■ **Exercise brief**:
Translate this sentence from the book review below into Spanish: "One of my favourite sources for ideas of what to read is the Literary Review."

■ **Quoted passage**:
One of my favourite sources for ideas of what to read is the Literary Review. You can be sure that amongst the latest Irvine Welsh or tedious study of the Bloomsbury set, will be lurking reviews of unusual publications.
The eclectic mix is shown by my discovering, (in the same issue), a fascinating insight into the Italian theatre of battle during the Great War and a few pages later, this work, The Big Necessity.
It covers a subject of which we’re all familiar on a day to day basis, but of which we have but a superficial knowledge: human excrement. Once flushed it’s usually forgotten, but as the author warns, we do so at our peril. A gram of faeces can contain 10 million viruses and 100 worm eggs for example and that 2.2 million people die from poo-related diseases each year.
We learn so much in its pages: how many years a person spends on the loo, that Martin Luther ate a spoonful of his own waste daily and that even in wealthy Ireland, a fifth of its towns risk infection through poor waste water treatment.

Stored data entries
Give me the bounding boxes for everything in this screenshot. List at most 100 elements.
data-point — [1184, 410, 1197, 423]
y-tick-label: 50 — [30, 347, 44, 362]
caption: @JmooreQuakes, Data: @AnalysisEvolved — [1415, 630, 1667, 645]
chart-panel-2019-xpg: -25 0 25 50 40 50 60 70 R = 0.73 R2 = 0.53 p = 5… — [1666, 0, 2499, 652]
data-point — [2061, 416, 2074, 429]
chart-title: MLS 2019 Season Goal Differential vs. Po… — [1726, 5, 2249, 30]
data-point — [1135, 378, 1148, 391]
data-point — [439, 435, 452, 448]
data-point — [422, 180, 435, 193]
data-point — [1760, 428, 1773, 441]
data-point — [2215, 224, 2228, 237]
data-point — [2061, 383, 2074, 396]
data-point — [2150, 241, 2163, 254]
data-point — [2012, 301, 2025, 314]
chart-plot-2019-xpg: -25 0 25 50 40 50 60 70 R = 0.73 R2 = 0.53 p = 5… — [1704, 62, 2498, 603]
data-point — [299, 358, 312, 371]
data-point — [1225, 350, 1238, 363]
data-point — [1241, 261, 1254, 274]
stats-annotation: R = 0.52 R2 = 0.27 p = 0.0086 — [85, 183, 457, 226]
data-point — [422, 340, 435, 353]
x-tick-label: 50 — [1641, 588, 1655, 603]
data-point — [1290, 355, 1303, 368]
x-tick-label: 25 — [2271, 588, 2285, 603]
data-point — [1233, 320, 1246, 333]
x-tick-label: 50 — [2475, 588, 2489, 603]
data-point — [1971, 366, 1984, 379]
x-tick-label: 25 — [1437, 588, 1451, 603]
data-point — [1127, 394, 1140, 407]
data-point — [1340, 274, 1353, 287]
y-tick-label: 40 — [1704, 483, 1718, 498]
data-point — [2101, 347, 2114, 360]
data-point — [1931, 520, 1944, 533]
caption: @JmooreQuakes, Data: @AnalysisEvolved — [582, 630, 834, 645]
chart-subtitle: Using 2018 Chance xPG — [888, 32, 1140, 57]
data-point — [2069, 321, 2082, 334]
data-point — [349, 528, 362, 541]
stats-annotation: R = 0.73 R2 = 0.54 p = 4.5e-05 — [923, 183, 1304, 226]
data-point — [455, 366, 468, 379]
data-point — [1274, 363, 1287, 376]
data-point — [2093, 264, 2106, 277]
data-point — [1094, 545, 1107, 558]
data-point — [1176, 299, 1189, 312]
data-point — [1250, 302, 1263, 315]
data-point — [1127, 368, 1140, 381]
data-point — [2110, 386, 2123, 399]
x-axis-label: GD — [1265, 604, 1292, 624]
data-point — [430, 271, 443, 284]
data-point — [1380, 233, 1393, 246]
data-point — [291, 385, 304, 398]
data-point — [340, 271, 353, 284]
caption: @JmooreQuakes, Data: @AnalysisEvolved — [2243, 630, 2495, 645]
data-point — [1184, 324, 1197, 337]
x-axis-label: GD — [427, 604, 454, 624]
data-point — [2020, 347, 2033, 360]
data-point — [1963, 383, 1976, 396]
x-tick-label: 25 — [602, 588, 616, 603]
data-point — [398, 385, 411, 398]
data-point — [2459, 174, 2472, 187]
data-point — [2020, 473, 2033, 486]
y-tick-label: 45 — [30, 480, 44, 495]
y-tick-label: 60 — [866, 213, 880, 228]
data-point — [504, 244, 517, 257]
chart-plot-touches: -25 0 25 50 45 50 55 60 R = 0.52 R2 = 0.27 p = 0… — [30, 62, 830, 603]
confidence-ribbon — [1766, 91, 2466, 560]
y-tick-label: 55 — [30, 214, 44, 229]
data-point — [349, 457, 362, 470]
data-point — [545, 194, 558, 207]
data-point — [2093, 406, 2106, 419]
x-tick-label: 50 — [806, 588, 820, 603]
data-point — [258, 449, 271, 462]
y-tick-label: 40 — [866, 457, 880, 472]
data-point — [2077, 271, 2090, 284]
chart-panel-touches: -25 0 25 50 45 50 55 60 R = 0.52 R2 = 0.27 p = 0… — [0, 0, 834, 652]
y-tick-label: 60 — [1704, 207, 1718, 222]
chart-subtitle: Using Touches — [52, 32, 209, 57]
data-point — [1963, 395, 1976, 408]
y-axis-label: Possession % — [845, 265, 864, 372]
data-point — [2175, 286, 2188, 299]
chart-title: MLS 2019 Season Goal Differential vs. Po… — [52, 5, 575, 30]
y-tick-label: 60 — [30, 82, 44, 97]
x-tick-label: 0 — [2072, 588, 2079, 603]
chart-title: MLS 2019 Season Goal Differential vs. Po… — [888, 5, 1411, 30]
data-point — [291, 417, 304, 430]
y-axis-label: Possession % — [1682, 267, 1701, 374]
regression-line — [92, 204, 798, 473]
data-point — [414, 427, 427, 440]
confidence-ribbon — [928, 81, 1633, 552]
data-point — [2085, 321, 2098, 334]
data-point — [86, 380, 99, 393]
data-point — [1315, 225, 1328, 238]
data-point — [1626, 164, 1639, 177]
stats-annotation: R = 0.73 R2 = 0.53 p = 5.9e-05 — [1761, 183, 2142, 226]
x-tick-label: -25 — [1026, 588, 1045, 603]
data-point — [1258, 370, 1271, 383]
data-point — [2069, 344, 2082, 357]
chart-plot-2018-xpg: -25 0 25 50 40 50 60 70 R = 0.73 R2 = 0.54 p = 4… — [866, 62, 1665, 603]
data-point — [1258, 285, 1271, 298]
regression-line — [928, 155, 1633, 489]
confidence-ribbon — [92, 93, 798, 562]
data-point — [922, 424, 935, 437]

■ **Your response**:
Una de mis fuentes favoritas de ideas sobre qué leer es la Literary Review.